Would you transcribe all of the data exactly, down to the last character?

====== Records shown ======

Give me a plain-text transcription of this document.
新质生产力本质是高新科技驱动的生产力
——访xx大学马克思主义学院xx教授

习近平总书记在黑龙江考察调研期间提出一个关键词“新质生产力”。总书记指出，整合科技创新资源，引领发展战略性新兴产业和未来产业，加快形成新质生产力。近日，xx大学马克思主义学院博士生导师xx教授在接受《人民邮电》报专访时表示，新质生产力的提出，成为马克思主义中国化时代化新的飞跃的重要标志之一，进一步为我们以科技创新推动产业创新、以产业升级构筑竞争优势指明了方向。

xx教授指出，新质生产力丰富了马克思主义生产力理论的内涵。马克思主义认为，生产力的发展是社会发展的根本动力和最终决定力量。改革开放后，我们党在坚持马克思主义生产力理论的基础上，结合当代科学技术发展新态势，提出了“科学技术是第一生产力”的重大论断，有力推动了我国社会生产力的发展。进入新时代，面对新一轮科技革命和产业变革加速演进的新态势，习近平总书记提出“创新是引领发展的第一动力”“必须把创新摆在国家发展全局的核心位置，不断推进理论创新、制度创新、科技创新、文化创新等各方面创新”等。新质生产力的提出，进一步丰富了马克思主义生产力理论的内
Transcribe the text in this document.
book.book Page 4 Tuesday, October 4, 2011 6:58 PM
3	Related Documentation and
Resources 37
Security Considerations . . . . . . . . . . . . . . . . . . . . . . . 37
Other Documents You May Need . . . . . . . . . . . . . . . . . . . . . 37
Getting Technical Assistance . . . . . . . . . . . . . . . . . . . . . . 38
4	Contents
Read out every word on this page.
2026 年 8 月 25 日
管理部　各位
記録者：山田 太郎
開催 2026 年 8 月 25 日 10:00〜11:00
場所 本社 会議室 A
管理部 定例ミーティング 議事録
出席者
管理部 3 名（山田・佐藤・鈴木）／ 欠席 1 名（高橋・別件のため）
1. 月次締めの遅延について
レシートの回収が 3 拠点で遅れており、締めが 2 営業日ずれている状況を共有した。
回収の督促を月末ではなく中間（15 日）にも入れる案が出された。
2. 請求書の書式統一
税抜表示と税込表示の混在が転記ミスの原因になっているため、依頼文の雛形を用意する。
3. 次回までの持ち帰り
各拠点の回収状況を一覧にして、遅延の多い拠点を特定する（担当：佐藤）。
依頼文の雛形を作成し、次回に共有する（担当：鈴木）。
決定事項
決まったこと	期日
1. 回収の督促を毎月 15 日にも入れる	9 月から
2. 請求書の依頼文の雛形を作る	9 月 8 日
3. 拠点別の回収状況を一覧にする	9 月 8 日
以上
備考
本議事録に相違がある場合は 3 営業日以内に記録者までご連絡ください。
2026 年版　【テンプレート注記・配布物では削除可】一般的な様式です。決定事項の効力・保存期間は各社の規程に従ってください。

======

## [Solution to this exercise]
Give me a plain-text transcription of this document.
新质生产力本质是高新科技驱动的生产力
——访xx大学马克思主义学院xx教授

习近平总书记在黑龙江考察调研期间提出一个关键词“新质生产力”。总书记指出，整合科技创新资源，引领发展战略性新兴产业和未来产业，加快形成新质生产力。近日，xx大学马克思主义学院博士生导师xx教授在接受《人民邮电》报专访时表示，新质生产力的提出，成为马克思主义中国化时代化新的飞跃的重要标志之一，进一步为我们以科技创新推动产业创新、以产业升级构筑竞争优势指明了方向。

xx教授指出，新质生产力丰富了马克思主义生产力理论的内涵。马克思主义认为，生产力的发展是社会发展的根本动力和最终决定力量。改革开放后，我们党在坚持马克思主义生产力理论的基础上，结合当代科学技术发展新态势，提出了“科学技术是第一生产力”的重大论断，有力推动了我国社会生产力的发展。进入新时代，面对新一轮科技革命和产业变革加速演进的新态势，习近平总书记提出“创新是引领发展的第一动力”“必须把创新摆在国家发展全局的核心位置，不断推进理论创新、制度创新、科技创新、文化创新等各方面创新”等。新质生产力的提出，进一步丰富了马克思主义生产力理论的内
Transcribe the text in this document.
book.book Page 4 Tuesday, October 4, 2011 6:58 PM
3	Related Documentation and
Resources 37
Security Considerations . . . . . . . . . . . . . . . . . . . . . . . 37
Other Documents You May Need . . . . . . . . . . . . . . . . . . . . . 37
Getting Technical Assistance . . . . . . . . . . . . . . . . . . . . . . 38
4	Contents
Read out every word on this page.
2026 年 8 月 25 日
管理部　各位
記録者：山田 太郎
開催 2026 年 8 月 25 日 10:00〜11:00
場所 本社 会議室 A
管理部 定例ミーティング 議事録
出席者
管理部 3 名（山田・佐藤・鈴木）／ 欠席 1 名（高橋・別件のため）
1. 月次締めの遅延について
レシートの回収が 3 拠点で遅れており、締めが 2 営業日ずれている状況を共有した。
回収の督促を月末ではなく中間（15 日）にも入れる案が出された。
2. 請求書の書式統一
税抜表示と税込表示の混在が転記ミスの原因になっているため、依頼文の雛形を用意する。
3. 次回までの持ち帰り
各拠点の回収状況を一覧にして、遅延の多い拠点を特定する（担当：佐藤）。
依頼文の雛形を作成し、次回に共有する（担当：鈴木）。
決定事項
決まったこと	期日
1. 回収の督促を毎月 15 日にも入れる	9 月から
2. 請求書の依頼文の雛形を作る	9 月 8 日
3. 拠点別の回収状況を一覧にする	9 月 8 日
以上
備考
本議事録に相違がある場合は 3 営業日以内に記録者までご連絡ください。
2026 年版　【テンプレート注記・配布物では削除可】一般的な様式です。決定事項の効力・保存期間は各社の規程に従ってください。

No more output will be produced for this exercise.